* [What to produce] Print all records exactly, leaving nothing out.

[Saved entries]
+ + + + +

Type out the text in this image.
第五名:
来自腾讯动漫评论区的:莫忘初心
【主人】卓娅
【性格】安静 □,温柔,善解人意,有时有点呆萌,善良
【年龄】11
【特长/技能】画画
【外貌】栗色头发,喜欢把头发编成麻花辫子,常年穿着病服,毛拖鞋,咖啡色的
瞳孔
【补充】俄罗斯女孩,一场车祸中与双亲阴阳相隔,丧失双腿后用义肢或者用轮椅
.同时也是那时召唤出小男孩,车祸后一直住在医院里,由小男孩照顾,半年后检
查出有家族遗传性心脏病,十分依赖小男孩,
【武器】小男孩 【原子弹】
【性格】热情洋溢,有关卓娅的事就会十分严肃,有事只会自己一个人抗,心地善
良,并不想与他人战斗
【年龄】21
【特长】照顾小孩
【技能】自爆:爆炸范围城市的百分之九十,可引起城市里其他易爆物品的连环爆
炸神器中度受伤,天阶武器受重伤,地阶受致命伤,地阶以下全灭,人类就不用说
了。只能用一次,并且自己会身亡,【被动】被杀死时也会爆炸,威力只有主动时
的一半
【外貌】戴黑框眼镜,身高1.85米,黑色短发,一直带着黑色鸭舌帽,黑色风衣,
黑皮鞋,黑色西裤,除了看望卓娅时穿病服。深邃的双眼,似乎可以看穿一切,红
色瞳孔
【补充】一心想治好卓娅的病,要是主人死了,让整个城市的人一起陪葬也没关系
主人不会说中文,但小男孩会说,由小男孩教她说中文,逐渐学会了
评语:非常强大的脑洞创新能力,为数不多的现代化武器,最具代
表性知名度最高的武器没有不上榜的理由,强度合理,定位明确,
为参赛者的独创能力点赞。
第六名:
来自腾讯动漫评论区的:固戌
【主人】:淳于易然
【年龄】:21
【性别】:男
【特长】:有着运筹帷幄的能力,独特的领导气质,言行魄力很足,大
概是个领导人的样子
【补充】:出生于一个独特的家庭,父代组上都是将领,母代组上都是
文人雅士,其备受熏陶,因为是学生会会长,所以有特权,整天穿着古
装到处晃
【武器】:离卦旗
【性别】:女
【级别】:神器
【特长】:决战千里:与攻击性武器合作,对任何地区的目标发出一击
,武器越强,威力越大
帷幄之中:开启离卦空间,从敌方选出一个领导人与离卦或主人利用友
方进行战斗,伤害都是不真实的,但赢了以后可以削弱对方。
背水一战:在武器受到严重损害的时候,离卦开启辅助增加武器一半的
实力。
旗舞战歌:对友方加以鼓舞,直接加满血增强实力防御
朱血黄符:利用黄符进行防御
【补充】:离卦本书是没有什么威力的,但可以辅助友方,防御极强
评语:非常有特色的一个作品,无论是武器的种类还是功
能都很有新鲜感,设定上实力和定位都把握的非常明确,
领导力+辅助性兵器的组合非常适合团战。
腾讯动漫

+ + + + +

* [Response for this exercise]
Type out the text in this image.
第五名:
来自腾讯动漫评论区的:莫忘初心
【主人】卓娅
【性格】安静 □,温柔,善解人意,有时有点呆萌,善良
【年龄】11
【特长/技能】画画
【外貌】栗色头发,喜欢把头发编成麻花辫子,常年穿着病服,毛拖鞋,咖啡色的
瞳孔
【补充】俄罗斯女孩,一场车祸中与双亲阴阳相隔,丧失双腿后用义肢或者用轮椅
.同时也是那时召唤出小男孩,车祸后一直住在医院里,由小男孩照顾,半年后检
查出有家族遗传性心脏病,十分依赖小男孩,
【武器】小男孩 【原子弹】
【性格】热情洋溢,有关卓娅的事就会十分严肃,有事只会自己一个人抗,心地善
良,并不想与他人战斗
【年龄】21
【特长】照顾小孩
【技能】自爆:爆炸范围城市的百分之九十,可引起城市里其他易爆物品的连环爆
炸神器中度受伤,天阶武器受重伤,地阶受致命伤,地阶以下全灭,人类就不用说
了。只能用一次,并且自己会身亡,【被动】被杀死时也会爆炸,威力只有主动时
的一半
【外貌】戴黑框眼镜,身高1.85米,黑色短发,一直带着黑色鸭舌帽,黑色风衣,
黑皮鞋,黑色西裤,除了看望卓娅时穿病服。深邃的双眼,似乎可以看穿一切,红
色瞳孔
【补充】一心想治好卓娅的病,要是主人死了,让整个城市的人一起陪葬也没关系
主人不会说中文,但小男孩会说,由小男孩教她说中文,逐渐学会了
评语:非常强大的脑洞创新能力,为数不多的现代化武器,最具代
表性知名度最高的武器没有不上榜的理由,强度合理,定位明确,
为参赛者的独创能力点赞。
第六名:
来自腾讯动漫评论区的:固戌
【主人】:淳于易然
【年龄】:21
【性别】:男
【特长】:有着运筹帷幄的能力,独特的领导气质,言行魄力很足,大
概是个领导人的样子
【补充】:出生于一个独特的家庭,父代组上都是将领,母代组上都是
文人雅士,其备受熏陶,因为是学生会会长,所以有特权,整天穿着古
装到处晃
【武器】:离卦旗
【性别】:女
【级别】:神器
【特长】:决战千里:与攻击性武器合作,对任何地区的目标发出一击
,武器越强,威力越大
帷幄之中:开启离卦空间,从敌方选出一个领导人与离卦或主人利用友
方进行战斗,伤害都是不真实的,但赢了以后可以削弱对方。
背水一战:在武器受到严重损害的时候,离卦开启辅助增加武器一半的
实力。
旗舞战歌:对友方加以鼓舞,直接加满血增强实力防御
朱血黄符:利用黄符进行防御
【补充】:离卦本书是没有什么威力的,但可以辅助友方,防御极强
评语:非常有特色的一个作品,无论是武器的种类还是功
能都很有新鲜感,设定上实力和定位都把握的非常明确,
领导力+辅助性兵器的组合非常适合团战。
腾讯动漫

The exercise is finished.